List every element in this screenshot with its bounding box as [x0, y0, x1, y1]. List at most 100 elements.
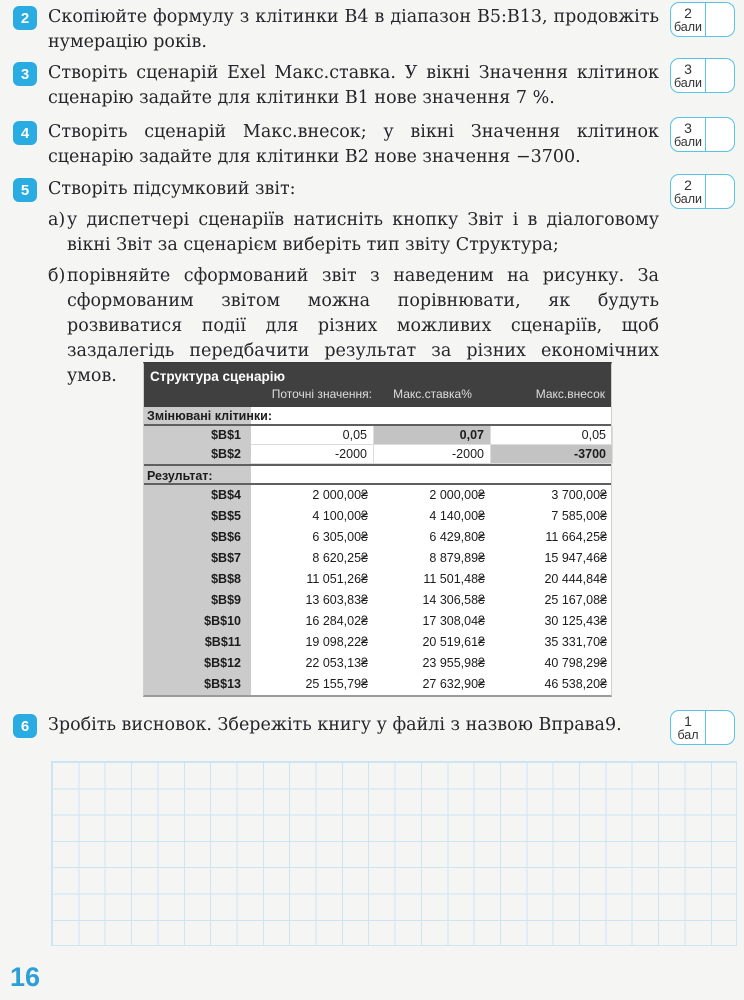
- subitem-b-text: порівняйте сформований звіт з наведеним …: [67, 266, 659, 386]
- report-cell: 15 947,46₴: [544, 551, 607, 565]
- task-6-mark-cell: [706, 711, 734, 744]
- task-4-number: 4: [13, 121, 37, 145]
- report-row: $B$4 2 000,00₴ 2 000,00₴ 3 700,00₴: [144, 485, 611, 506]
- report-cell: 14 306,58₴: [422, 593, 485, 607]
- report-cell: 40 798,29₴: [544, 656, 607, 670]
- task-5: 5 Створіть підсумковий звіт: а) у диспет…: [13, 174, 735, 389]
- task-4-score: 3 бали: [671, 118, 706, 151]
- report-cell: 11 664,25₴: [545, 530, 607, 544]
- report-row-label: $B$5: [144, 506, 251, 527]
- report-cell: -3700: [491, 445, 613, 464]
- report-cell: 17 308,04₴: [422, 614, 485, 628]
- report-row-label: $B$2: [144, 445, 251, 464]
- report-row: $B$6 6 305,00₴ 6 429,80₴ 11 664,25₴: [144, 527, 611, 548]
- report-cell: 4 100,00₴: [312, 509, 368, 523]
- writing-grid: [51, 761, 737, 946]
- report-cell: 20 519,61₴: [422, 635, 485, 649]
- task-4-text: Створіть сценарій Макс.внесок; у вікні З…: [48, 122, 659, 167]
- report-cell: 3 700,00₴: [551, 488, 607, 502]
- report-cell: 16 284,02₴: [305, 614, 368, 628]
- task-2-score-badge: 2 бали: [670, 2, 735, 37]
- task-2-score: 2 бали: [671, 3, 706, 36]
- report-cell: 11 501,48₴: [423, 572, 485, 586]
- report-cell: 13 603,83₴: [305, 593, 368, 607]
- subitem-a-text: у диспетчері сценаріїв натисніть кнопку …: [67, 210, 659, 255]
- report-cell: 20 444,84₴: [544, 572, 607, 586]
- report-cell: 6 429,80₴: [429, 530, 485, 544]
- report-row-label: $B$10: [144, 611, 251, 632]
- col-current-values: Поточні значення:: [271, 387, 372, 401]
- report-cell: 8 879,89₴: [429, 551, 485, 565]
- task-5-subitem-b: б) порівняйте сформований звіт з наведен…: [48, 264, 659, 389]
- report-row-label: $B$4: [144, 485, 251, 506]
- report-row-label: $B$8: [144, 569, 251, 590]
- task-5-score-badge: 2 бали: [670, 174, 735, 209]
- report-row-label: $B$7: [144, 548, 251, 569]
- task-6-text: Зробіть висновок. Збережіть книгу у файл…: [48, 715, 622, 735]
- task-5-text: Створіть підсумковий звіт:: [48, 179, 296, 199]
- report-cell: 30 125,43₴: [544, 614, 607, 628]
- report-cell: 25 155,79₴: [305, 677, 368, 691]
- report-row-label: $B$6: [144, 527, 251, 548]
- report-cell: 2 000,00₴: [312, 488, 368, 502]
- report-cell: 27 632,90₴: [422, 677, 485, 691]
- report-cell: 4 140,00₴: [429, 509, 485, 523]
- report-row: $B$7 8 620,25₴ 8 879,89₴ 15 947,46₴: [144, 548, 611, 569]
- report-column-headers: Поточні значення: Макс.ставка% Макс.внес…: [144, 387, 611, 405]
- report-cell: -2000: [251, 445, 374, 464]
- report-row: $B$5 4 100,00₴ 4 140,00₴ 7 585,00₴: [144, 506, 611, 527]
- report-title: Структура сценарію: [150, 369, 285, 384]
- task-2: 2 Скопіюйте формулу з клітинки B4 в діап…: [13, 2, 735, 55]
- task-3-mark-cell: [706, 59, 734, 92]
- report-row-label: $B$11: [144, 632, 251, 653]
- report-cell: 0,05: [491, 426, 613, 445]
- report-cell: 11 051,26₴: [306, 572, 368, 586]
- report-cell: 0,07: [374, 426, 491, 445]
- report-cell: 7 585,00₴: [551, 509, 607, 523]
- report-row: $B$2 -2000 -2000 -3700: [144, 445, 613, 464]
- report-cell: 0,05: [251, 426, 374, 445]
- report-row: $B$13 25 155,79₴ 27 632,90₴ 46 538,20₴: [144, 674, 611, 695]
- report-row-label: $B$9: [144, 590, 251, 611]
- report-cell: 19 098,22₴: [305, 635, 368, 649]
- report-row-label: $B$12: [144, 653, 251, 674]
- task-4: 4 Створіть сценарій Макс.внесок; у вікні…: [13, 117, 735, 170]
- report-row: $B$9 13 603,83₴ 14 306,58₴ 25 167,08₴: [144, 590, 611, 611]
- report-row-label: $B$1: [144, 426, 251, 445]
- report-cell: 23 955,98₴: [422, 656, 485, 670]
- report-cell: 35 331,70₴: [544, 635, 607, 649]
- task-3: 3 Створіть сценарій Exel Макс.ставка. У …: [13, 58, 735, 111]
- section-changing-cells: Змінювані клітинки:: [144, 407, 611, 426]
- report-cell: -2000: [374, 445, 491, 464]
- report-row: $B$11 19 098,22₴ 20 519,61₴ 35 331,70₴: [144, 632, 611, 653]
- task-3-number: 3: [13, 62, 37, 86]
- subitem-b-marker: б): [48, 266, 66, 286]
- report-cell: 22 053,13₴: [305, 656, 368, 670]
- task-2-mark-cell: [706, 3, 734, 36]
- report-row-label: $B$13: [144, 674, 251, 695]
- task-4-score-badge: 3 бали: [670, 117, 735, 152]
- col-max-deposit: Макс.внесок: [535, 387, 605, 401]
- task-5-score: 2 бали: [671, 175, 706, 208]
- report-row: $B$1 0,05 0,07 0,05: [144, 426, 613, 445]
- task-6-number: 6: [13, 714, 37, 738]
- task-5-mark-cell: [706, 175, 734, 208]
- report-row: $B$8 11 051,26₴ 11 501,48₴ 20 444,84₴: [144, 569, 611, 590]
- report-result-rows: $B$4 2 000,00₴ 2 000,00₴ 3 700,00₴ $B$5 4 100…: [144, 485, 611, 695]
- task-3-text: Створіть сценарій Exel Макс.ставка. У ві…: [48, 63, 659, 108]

★ ★ ★

## Exercise brief
Pull out every line of the records that contains the string "number", treating uppercase and lowercase as different.

## Final result
- task-4-number: 4: [13, 121, 37, 145]
- task-3-number: 3: [13, 62, 37, 86]
- task-6-number: 6: [13, 714, 37, 738]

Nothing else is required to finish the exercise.